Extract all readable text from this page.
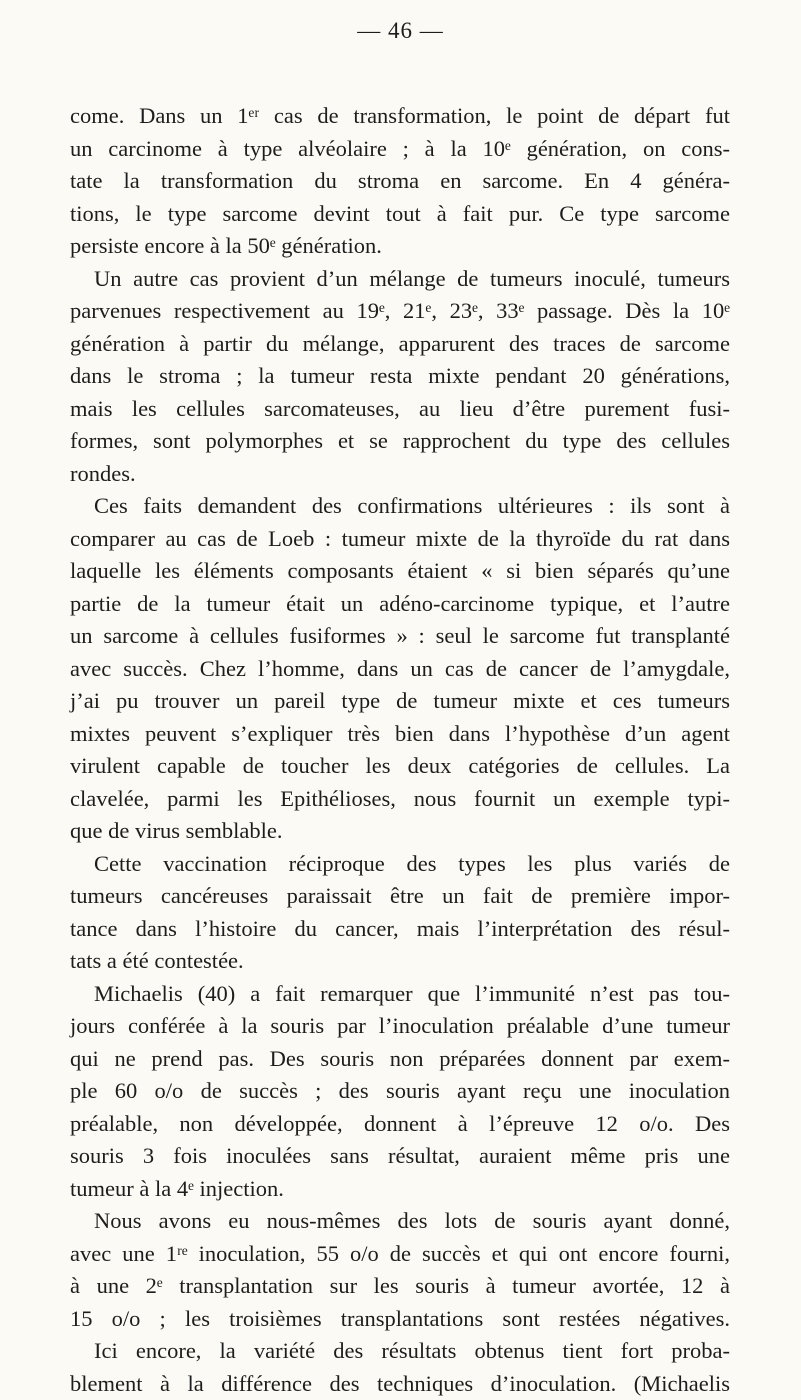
— 46 —
come. Dans un 1ᵉʳ cas de transformation, le point de départ fut
un carcinome à type alvéolaire ; à la 10ᵉ génération, on cons-
tate la transformation du stroma en sarcome. En 4 généra-
tions, le type sarcome devint tout à fait pur. Ce type sarcome
persiste encore à la 50ᵉ génération.
Un autre cas provient d’un mélange de tumeurs inoculé, tumeurs
parvenues respectivement au 19ᵉ, 21ᵉ, 23ᵉ, 33ᵉ passage. Dès la 10ᵉ
génération à partir du mélange, apparurent des traces de sarcome
dans le stroma ; la tumeur resta mixte pendant 20 générations,
mais les cellules sarcomateuses, au lieu d’être purement fusi-
formes, sont polymorphes et se rapprochent du type des cellules
rondes.
Ces faits demandent des confirmations ultérieures : ils sont à
comparer au cas de Loeb : tumeur mixte de la thyroïde du rat dans
laquelle les éléments composants étaient « si bien séparés qu’une
partie de la tumeur était un adéno-carcinome typique, et l’autre
un sarcome à cellules fusiformes » : seul le sarcome fut transplanté
avec succès. Chez l’homme, dans un cas de cancer de l’amygdale,
j’ai pu trouver un pareil type de tumeur mixte et ces tumeurs
mixtes peuvent s’expliquer très bien dans l’hypothèse d’un agent
virulent capable de toucher les deux catégories de cellules. La
clavelée, parmi les Epithélioses, nous fournit un exemple typi-
que de virus semblable.
Cette vaccination réciproque des types les plus variés de
tumeurs cancéreuses paraissait être un fait de première impor-
tance dans l’histoire du cancer, mais l’interprétation des résul-
tats a été contestée.
Michaelis (40) a fait remarquer que l’immunité n’est pas tou-
jours conférée à la souris par l’inoculation préalable d’une tumeur
qui ne prend pas. Des souris non préparées donnent par exem-
ple 60 o/o de succès ; des souris ayant reçu une inoculation
préalable, non développée, donnent à l’épreuve 12 o/o. Des
souris 3 fois inoculées sans résultat, auraient même pris une
tumeur à la 4ᵉ injection.
Nous avons eu nous-mêmes des lots de souris ayant donné,
avec une 1ʳᵉ inoculation, 55 o/o de succès et qui ont encore fourni,
à une 2ᵉ transplantation sur les souris à tumeur avortée, 12 à
15 o/o ; les troisièmes transplantations sont restées négatives.
Ici encore, la variété des résultats obtenus tient fort proba-
blement à la différence des techniques d’inoculation. (Michaelis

● ● ● ● ●

■ Work to complete
Please restate all of the listing above word for word, with no pictures.

■ Completed exercise
Extract all readable text from this page.
— 46 —
come. Dans un 1ᵉʳ cas de transformation, le point de départ fut
un carcinome à type alvéolaire ; à la 10ᵉ génération, on cons-
tate la transformation du stroma en sarcome. En 4 généra-
tions, le type sarcome devint tout à fait pur. Ce type sarcome
persiste encore à la 50ᵉ génération.
Un autre cas provient d’un mélange de tumeurs inoculé, tumeurs
parvenues respectivement au 19ᵉ, 21ᵉ, 23ᵉ, 33ᵉ passage. Dès la 10ᵉ
génération à partir du mélange, apparurent des traces de sarcome
dans le stroma ; la tumeur resta mixte pendant 20 générations,
mais les cellules sarcomateuses, au lieu d’être purement fusi-
formes, sont polymorphes et se rapprochent du type des cellules
rondes.
Ces faits demandent des confirmations ultérieures : ils sont à
comparer au cas de Loeb : tumeur mixte de la thyroïde du rat dans
laquelle les éléments composants étaient « si bien séparés qu’une
partie de la tumeur était un adéno-carcinome typique, et l’autre
un sarcome à cellules fusiformes » : seul le sarcome fut transplanté
avec succès. Chez l’homme, dans un cas de cancer de l’amygdale,
j’ai pu trouver un pareil type de tumeur mixte et ces tumeurs
mixtes peuvent s’expliquer très bien dans l’hypothèse d’un agent
virulent capable de toucher les deux catégories de cellules. La
clavelée, parmi les Epithélioses, nous fournit un exemple typi-
que de virus semblable.
Cette vaccination réciproque des types les plus variés de
tumeurs cancéreuses paraissait être un fait de première impor-
tance dans l’histoire du cancer, mais l’interprétation des résul-
tats a été contestée.
Michaelis (40) a fait remarquer que l’immunité n’est pas tou-
jours conférée à la souris par l’inoculation préalable d’une tumeur
qui ne prend pas. Des souris non préparées donnent par exem-
ple 60 o/o de succès ; des souris ayant reçu une inoculation
préalable, non développée, donnent à l’épreuve 12 o/o. Des
souris 3 fois inoculées sans résultat, auraient même pris une
tumeur à la 4ᵉ injection.
Nous avons eu nous-mêmes des lots de souris ayant donné,
avec une 1ʳᵉ inoculation, 55 o/o de succès et qui ont encore fourni,
à une 2ᵉ transplantation sur les souris à tumeur avortée, 12 à
15 o/o ; les troisièmes transplantations sont restées négatives.
Ici encore, la variété des résultats obtenus tient fort proba-
blement à la différence des techniques d’inoculation. (Michaelis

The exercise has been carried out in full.